**Given records:**
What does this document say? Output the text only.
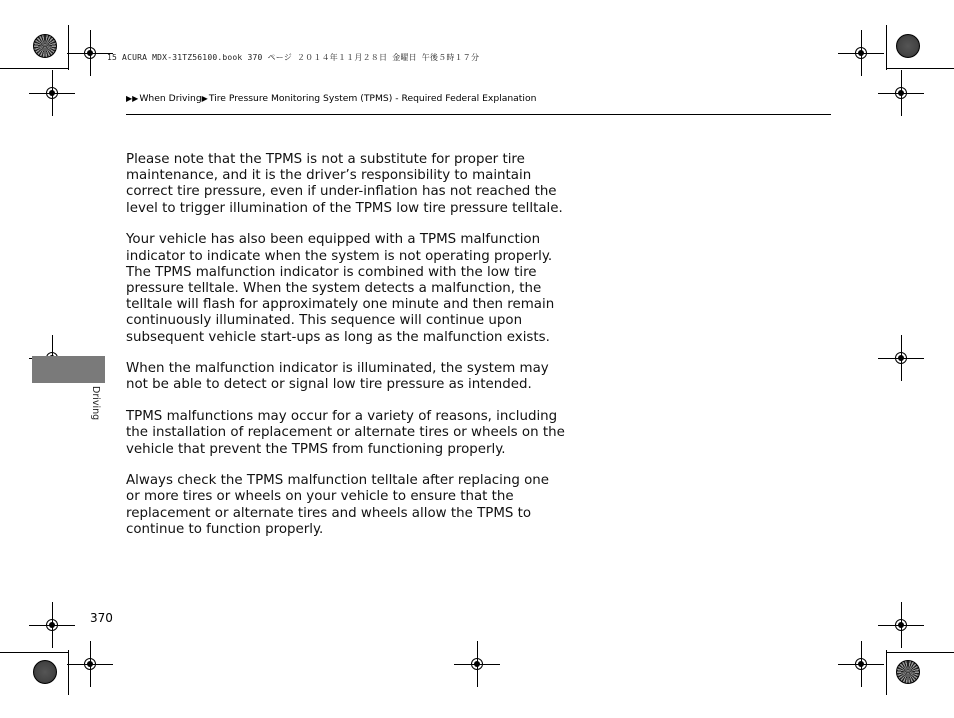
15 ACURA MDX-31TZ56100.book 370 ページ ２０１４年１１月２８日 金曜日 午後５時１７分
▶▶When Driving▶Tire Pressure Monitoring System (TPMS) - Required Federal Explanation

Please note that the TPMS is not a substitute for proper tire maintenance, and it is the driver’s responsibility to maintain correct tire pressure, even if under-inflation has not reached the level to trigger illumination of the TPMS low tire pressure telltale.

Your vehicle has also been equipped with a TPMS malfunction indicator to indicate when the system is not operating properly. The TPMS malfunction indicator is combined with the low tire pressure telltale. When the system detects a malfunction, the telltale will flash for approximately one minute and then remain continuously illuminated. This sequence will continue upon subsequent vehicle start-ups as long as the malfunction exists.

When the malfunction indicator is illuminated, the system may not be able to detect or signal low tire pressure as intended.

TPMS malfunctions may occur for a variety of reasons, including the installation of replacement or alternate tires or wheels on the vehicle that prevent the TPMS from functioning properly.

Always check the TPMS malfunction telltale after replacing one or more tires or wheels on your vehicle to ensure that the replacement or alternate tires and wheels allow the TPMS to continue to function properly.

Driving
370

**Required work:** Keep only the lines that hold the string "indicator", and copy them out.

**Answer to the problem:**
Your vehicle has also been equipped with a TPMS malfunction indicator to indicate when the system is not operating properly. The TPMS malfunction indicator is combined with the low tire pressure telltale. When the system detects a malfunction, the telltale will flash for approximately one minute and then remain continuously illuminated. This sequence will continue upon subsequent vehicle start-ups as long as the malfunction exists.
When the malfunction indicator is illuminated, the system may not be able to detect or signal low tire pressure as intended.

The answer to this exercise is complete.